--- Start ---

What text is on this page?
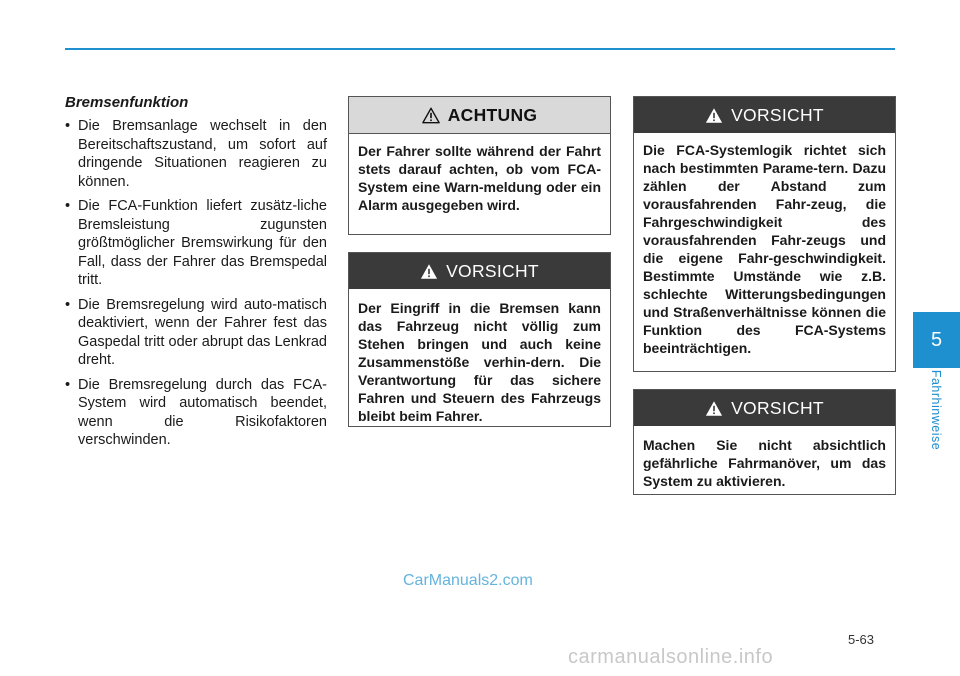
Bremsenfunktion
• Die Bremsanlage wechselt in den Bereitschaftszustand, um sofort auf dringende Situationen reagieren zu können.
• Die FCA-Funktion liefert zusätz-liche Bremsleistung zugunsten größtmöglicher Bremswirkung für den Fall, dass der Fahrer das Bremspedal tritt.
• Die Bremsregelung wird auto-matisch deaktiviert, wenn der Fahrer fest das Gaspedal tritt oder abrupt das Lenkrad dreht.
• Die Bremsregelung durch das FCA-System wird automatisch beendet, wenn die Risikofaktoren verschwinden.
ACHTUNG
Der Fahrer sollte während der Fahrt stets darauf achten, ob vom FCA-System eine Warn-meldung oder ein Alarm ausgegeben wird.
VORSICHT
Der Eingriff in die Bremsen kann das Fahrzeug nicht völlig zum Stehen bringen und auch keine Zusammenstöße verhin-dern. Die Verantwortung für das sichere Fahren und Steuern des Fahrzeugs bleibt beim Fahrer.
VORSICHT
Die FCA-Systemlogik richtet sich nach bestimmten Parame-tern. Dazu zählen der Abstand zum vorausfahrenden Fahr-zeug, die Fahrgeschwindigkeit des vorausfahrenden Fahr-zeugs und die eigene Fahr-geschwindigkeit. Bestimmte Umstände wie z.B. schlechte Witterungsbedingungen und Straßenverhältnisse können die Funktion des FCA-Systems beeinträchtigen.
VORSICHT
Machen Sie nicht absichtlich gefährliche Fahrmanöver, um das System zu aktivieren.
5
Fahrhinweise
5-63
CarManuals2.com
carmanualsonline.info
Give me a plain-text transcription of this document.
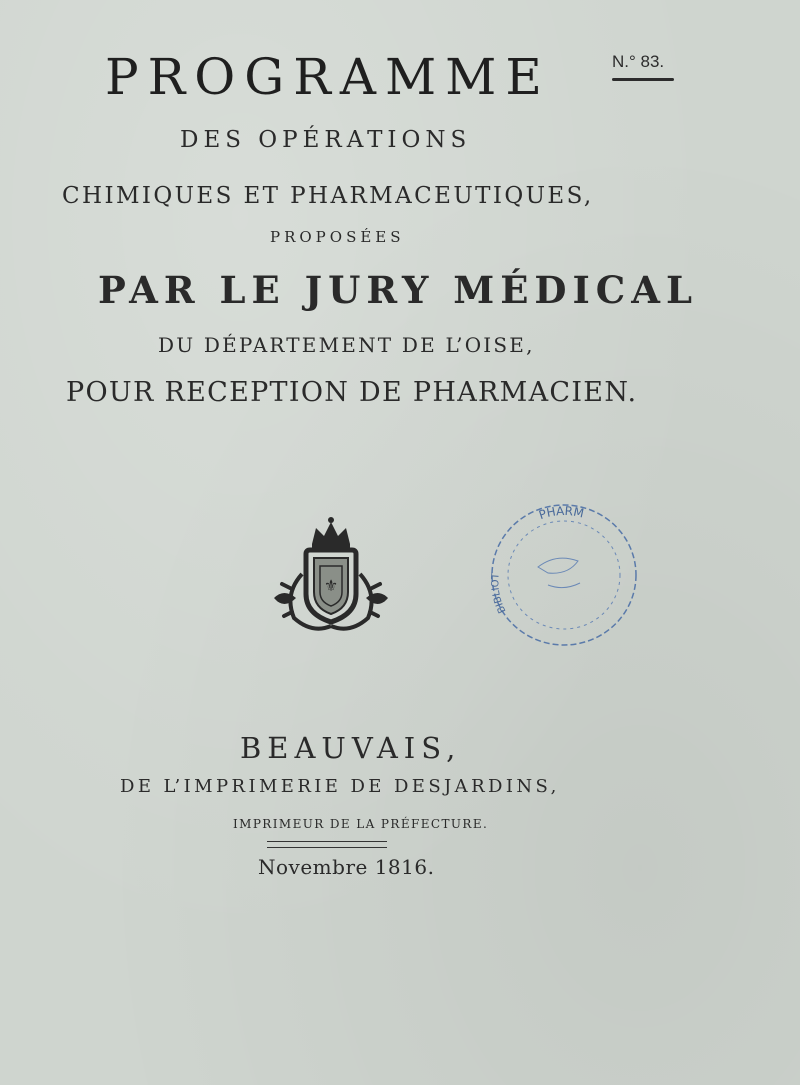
PROGRAMME	N.° 83.
DES OPÉRATIONS
CHIMIQUES ET PHARMACEUTIQUES,
PROPOSÉES
PAR LE JURY MÉDICAL
DU DÉPARTEMENT DE L’OISE,
POUR RECEPTION DE PHARMACIEN.
⚜
PHARM
BIBLIOT
BEAUVAIS,
DE L’IMPRIMERIE DE DESJARDINS,
IMPRIMEUR DE LA PRÉFECTURE.
Novembre 1816.
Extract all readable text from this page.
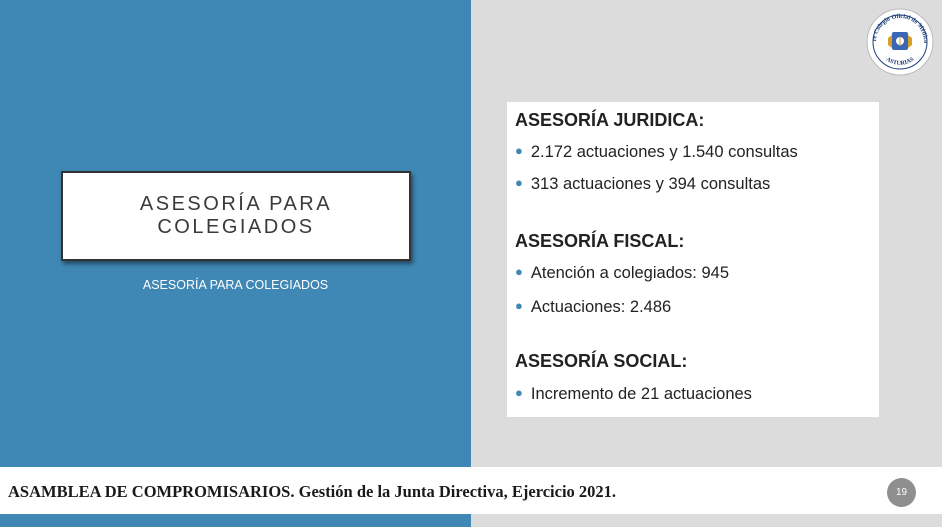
ASESORÍA PARA
COLEGIADOS
ASESORÍA PARA COLEGIADOS
re Colegio Oficial de Médico
ASTURIAS
ASESORÍA JURIDICA:
● 2.172 actuaciones y 1.540 consultas
● 313 actuaciones y 394 consultas
ASESORÍA FISCAL:
● Atención a colegiados: 945
● Actuaciones: 2.486
ASESORÍA SOCIAL:
● Incremento de 21 actuaciones
ASAMBLEA DE COMPROMISARIOS. Gestión de la Junta Directiva, Ejercicio 2021.	19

--- End ---

WORK REQUIRED: Write out the full listing verbatim, excluding its pictures.

EXERCISE RESPONSE:
What text is on this page?
Bremsenfunktion
• Die Bremsanlage wechselt in den Bereitschaftszustand, um sofort auf dringende Situationen reagieren zu können.
• Die FCA-Funktion liefert zusätz-liche Bremsleistung zugunsten größtmöglicher Bremswirkung für den Fall, dass der Fahrer das Bremspedal tritt.
• Die Bremsregelung wird auto-matisch deaktiviert, wenn der Fahrer fest das Gaspedal tritt oder abrupt das Lenkrad dreht.
• Die Bremsregelung durch das FCA-System wird automatisch beendet, wenn die Risikofaktoren verschwinden.
ACHTUNG
Der Fahrer sollte während der Fahrt stets darauf achten, ob vom FCA-System eine Warn-meldung oder ein Alarm ausgegeben wird.
VORSICHT
Der Eingriff in die Bremsen kann das Fahrzeug nicht völlig zum Stehen bringen und auch keine Zusammenstöße verhin-dern. Die Verantwortung für das sichere Fahren und Steuern des Fahrzeugs bleibt beim Fahrer.
VORSICHT
Die FCA-Systemlogik richtet sich nach bestimmten Parame-tern. Dazu zählen der Abstand zum vorausfahrenden Fahr-zeug, die Fahrgeschwindigkeit des vorausfahrenden Fahr-zeugs und die eigene Fahr-geschwindigkeit. Bestimmte Umstände wie z.B. schlechte Witterungsbedingungen und Straßenverhältnisse können die Funktion des FCA-Systems beeinträchtigen.
VORSICHT
Machen Sie nicht absichtlich gefährliche Fahrmanöver, um das System zu aktivieren.
5
Fahrhinweise
5-63
CarManuals2.com
carmanualsonline.info
Give me a plain-text transcription of this document.
PROGRAMME	N.° 83.
DES OPÉRATIONS
CHIMIQUES ET PHARMACEUTIQUES,
PROPOSÉES
PAR LE JURY MÉDICAL
DU DÉPARTEMENT DE L’OISE,
POUR RECEPTION DE PHARMACIEN.
⚜
PHARM
BIBLIOT
BEAUVAIS,
DE L’IMPRIMERIE DE DESJARDINS,
IMPRIMEUR DE LA PRÉFECTURE.
Novembre 1816.
Extract all readable text from this page.
ASESORÍA PARA
COLEGIADOS
ASESORÍA PARA COLEGIADOS
re Colegio Oficial de Médico
ASTURIAS
ASESORÍA JURIDICA:
● 2.172 actuaciones y 1.540 consultas
● 313 actuaciones y 394 consultas
ASESORÍA FISCAL:
● Atención a colegiados: 945
● Actuaciones: 2.486
ASESORÍA SOCIAL:
● Incremento de 21 actuaciones
ASAMBLEA DE COMPROMISARIOS. Gestión de la Junta Directiva, Ejercicio 2021.	19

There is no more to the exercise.